● REQUEST
Reproduce all entries verbatim, with nothing added or dropped.

------ GIVEN DATA ------

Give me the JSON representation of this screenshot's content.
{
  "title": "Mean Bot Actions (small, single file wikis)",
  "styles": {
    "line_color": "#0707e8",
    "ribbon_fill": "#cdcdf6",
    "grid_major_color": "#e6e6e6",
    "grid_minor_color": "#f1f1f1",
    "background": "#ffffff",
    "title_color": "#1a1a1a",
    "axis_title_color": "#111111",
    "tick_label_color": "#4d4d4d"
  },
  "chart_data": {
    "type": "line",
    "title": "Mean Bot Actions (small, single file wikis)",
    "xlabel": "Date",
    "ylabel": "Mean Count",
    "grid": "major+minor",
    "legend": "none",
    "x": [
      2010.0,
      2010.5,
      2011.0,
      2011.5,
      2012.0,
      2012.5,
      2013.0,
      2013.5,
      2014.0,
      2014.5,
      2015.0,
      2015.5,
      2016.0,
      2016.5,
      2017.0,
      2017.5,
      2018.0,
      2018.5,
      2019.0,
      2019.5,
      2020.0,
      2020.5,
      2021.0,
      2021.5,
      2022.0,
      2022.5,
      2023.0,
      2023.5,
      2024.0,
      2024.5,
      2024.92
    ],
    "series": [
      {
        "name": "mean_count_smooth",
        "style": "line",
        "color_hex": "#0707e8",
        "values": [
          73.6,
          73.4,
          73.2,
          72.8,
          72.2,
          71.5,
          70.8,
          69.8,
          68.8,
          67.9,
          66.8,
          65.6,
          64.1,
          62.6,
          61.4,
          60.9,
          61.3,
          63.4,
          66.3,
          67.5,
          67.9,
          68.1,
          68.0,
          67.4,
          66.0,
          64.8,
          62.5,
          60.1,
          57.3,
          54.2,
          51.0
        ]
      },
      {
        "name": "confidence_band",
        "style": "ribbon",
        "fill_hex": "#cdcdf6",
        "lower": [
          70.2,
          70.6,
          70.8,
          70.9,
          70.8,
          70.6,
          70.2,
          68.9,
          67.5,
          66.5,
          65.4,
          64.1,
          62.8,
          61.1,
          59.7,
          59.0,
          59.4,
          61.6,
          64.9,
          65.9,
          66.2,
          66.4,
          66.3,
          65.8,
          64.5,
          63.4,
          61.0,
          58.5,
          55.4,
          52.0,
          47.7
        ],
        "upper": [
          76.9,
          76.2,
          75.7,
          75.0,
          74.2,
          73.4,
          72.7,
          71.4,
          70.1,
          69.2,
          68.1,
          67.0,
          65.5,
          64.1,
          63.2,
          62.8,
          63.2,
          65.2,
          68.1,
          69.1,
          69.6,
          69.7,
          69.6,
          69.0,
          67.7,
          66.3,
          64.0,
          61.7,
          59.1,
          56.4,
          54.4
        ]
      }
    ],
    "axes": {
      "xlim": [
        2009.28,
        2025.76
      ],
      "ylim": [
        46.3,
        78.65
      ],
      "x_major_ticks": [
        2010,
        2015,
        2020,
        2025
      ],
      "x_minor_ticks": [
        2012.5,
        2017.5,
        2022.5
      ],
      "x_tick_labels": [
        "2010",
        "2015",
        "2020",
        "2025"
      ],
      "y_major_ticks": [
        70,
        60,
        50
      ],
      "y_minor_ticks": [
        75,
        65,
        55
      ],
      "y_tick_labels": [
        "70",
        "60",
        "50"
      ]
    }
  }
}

------

● RIGHT ANSWER
Give me the JSON representation of this screenshot's content.
{
  "title": "Mean Bot Actions (small, single file wikis)",
  "styles": {
    "line_color": "#0707e8",
    "ribbon_fill": "#cdcdf6",
    "grid_major_color": "#e6e6e6",
    "grid_minor_color": "#f1f1f1",
    "background": "#ffffff",
    "title_color": "#1a1a1a",
    "axis_title_color": "#111111",
    "tick_label_color": "#4d4d4d"
  },
  "chart_data": {
    "type": "line",
    "title": "Mean Bot Actions (small, single file wikis)",
    "xlabel": "Date",
    "ylabel": "Mean Count",
    "grid": "major+minor",
    "legend": "none",
    "x": [
      2010.0,
      2010.5,
      2011.0,
      2011.5,
      2012.0,
      2012.5,
      2013.0,
      2013.5,
      2014.0,
      2014.5,
      2015.0,
      2015.5,
      2016.0,
      2016.5,
      2017.0,
      2017.5,
      2018.0,
      2018.5,
      2019.0,
      2019.5,
      2020.0,
      2020.5,
      2021.0,
      2021.5,
      2022.0,
      2022.5,
      2023.0,
      2023.5,
      2024.0,
      2024.5,
      2024.92
    ],
    "series": [
      {
        "name": "mean_count_smooth",
        "style": "line",
        "color_hex": "#0707e8",
        "values": [
          73.6,
          73.4,
          73.2,
          72.8,
          72.2,
          71.5,
          70.8,
          69.8,
          68.8,
          67.9,
          66.8,
          65.6,
          64.1,
          62.6,
          61.4,
          60.9,
          61.3,
          63.4,
          66.3,
          67.5,
          67.9,
          68.1,
          68.0,
          67.4,
          66.0,
          64.8,
          62.5,
          60.1,
          57.3,
          54.2,
          51.0
        ]
      },
      {
        "name": "confidence_band",
        "style": "ribbon",
        "fill_hex": "#cdcdf6",
        "lower": [
          70.2,
          70.6,
          70.8,
          70.9,
          70.8,
          70.6,
          70.2,
          68.9,
          67.5,
          66.5,
          65.4,
          64.1,
          62.8,
          61.1,
          59.7,
          59.0,
          59.4,
          61.6,
          64.9,
          65.9,
          66.2,
          66.4,
          66.3,
          65.8,
          64.5,
          63.4,
          61.0,
          58.5,
          55.4,
          52.0,
          47.7
        ],
        "upper": [
          76.9,
          76.2,
          75.7,
          75.0,
          74.2,
          73.4,
          72.7,
          71.4,
          70.1,
          69.2,
          68.1,
          67.0,
          65.5,
          64.1,
          63.2,
          62.8,
          63.2,
          65.2,
          68.1,
          69.1,
          69.6,
          69.7,
          69.6,
          69.0,
          67.7,
          66.3,
          64.0,
          61.7,
          59.1,
          56.4,
          54.4
        ]
      }
    ],
    "axes": {
      "xlim": [
        2009.28,
        2025.76
      ],
      "ylim": [
        46.3,
        78.65
      ],
      "x_major_ticks": [
        2010,
        2015,
        2020,
        2025
      ],
      "x_minor_ticks": [
        2012.5,
        2017.5,
        2022.5
      ],
      "x_tick_labels": [
        "2010",
        "2015",
        "2020",
        "2025"
      ],
      "y_major_ticks": [
        70,
        60,
        50
      ],
      "y_minor_ticks": [
        75,
        65,
        55
      ],
      "y_tick_labels": [
        "70",
        "60",
        "50"
      ]
    }
  }
}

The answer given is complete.